▶ The problem
Extract and list every line that contains the word "text".

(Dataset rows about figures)
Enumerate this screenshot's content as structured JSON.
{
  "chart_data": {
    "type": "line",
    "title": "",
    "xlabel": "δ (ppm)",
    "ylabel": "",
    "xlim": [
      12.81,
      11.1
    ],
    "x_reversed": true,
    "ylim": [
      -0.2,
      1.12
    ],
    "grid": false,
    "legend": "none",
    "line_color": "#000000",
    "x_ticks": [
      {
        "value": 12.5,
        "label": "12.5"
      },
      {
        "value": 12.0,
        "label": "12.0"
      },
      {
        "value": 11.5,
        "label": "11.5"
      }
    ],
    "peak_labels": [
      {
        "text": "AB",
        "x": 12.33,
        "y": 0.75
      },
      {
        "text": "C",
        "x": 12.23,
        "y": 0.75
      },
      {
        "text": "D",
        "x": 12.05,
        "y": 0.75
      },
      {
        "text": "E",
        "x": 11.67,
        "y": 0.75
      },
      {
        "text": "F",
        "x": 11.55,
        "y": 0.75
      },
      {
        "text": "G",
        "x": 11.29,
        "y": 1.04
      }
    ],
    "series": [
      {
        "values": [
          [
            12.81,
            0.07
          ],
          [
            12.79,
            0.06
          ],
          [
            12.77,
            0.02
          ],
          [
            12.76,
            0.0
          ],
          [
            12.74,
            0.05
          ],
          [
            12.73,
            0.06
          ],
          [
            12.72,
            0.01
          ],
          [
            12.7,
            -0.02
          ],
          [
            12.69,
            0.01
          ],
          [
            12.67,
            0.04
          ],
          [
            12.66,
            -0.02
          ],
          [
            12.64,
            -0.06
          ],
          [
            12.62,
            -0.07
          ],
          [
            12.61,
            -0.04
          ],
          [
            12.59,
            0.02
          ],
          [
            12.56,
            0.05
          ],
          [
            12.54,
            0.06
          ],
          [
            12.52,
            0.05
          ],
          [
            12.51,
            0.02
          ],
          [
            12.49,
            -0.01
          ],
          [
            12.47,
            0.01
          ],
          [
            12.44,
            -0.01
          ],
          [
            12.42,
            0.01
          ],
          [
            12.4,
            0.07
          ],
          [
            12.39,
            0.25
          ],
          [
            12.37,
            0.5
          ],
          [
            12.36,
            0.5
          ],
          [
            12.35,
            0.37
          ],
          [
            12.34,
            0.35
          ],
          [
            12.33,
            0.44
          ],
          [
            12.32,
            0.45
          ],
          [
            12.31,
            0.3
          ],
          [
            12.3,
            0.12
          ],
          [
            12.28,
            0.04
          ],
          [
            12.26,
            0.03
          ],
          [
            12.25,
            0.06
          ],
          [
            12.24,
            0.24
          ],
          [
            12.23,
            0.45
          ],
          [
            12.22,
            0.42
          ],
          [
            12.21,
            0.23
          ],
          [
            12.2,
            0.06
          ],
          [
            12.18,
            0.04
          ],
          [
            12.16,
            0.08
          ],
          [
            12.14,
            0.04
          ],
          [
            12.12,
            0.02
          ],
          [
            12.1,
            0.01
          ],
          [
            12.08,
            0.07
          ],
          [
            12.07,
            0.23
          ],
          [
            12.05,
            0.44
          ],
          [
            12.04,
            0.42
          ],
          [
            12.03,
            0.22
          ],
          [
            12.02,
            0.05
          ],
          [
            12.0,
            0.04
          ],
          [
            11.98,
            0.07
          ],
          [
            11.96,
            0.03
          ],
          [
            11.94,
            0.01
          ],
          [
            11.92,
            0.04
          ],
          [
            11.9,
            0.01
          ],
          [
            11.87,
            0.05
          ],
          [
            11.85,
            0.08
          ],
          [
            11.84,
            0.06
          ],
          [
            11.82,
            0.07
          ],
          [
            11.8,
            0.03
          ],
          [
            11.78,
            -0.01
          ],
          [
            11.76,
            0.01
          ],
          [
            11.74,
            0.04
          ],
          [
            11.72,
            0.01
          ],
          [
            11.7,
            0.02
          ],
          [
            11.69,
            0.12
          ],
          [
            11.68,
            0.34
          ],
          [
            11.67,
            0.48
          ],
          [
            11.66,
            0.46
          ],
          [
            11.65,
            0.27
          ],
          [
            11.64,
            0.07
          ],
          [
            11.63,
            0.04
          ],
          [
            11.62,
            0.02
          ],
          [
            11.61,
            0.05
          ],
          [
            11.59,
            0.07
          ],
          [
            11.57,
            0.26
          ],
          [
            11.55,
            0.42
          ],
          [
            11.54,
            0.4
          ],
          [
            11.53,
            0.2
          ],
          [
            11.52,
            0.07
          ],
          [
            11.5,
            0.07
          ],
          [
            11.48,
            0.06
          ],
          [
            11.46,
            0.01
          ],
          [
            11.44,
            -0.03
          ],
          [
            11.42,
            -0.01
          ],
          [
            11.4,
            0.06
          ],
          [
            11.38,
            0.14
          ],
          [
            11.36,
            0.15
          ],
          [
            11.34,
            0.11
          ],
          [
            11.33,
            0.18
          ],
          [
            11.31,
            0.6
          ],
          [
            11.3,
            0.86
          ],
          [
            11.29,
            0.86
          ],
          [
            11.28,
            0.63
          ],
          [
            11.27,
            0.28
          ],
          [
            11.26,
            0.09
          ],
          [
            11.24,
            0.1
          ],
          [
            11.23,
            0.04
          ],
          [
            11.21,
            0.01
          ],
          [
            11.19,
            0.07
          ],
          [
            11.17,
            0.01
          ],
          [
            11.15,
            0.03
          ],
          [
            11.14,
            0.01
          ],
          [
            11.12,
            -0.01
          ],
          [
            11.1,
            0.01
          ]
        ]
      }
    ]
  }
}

▶ Written solution
        "text": "AB",
        "text": "C",
        "text": "D",
        "text": "E",
        "text": "F",
        "text": "G",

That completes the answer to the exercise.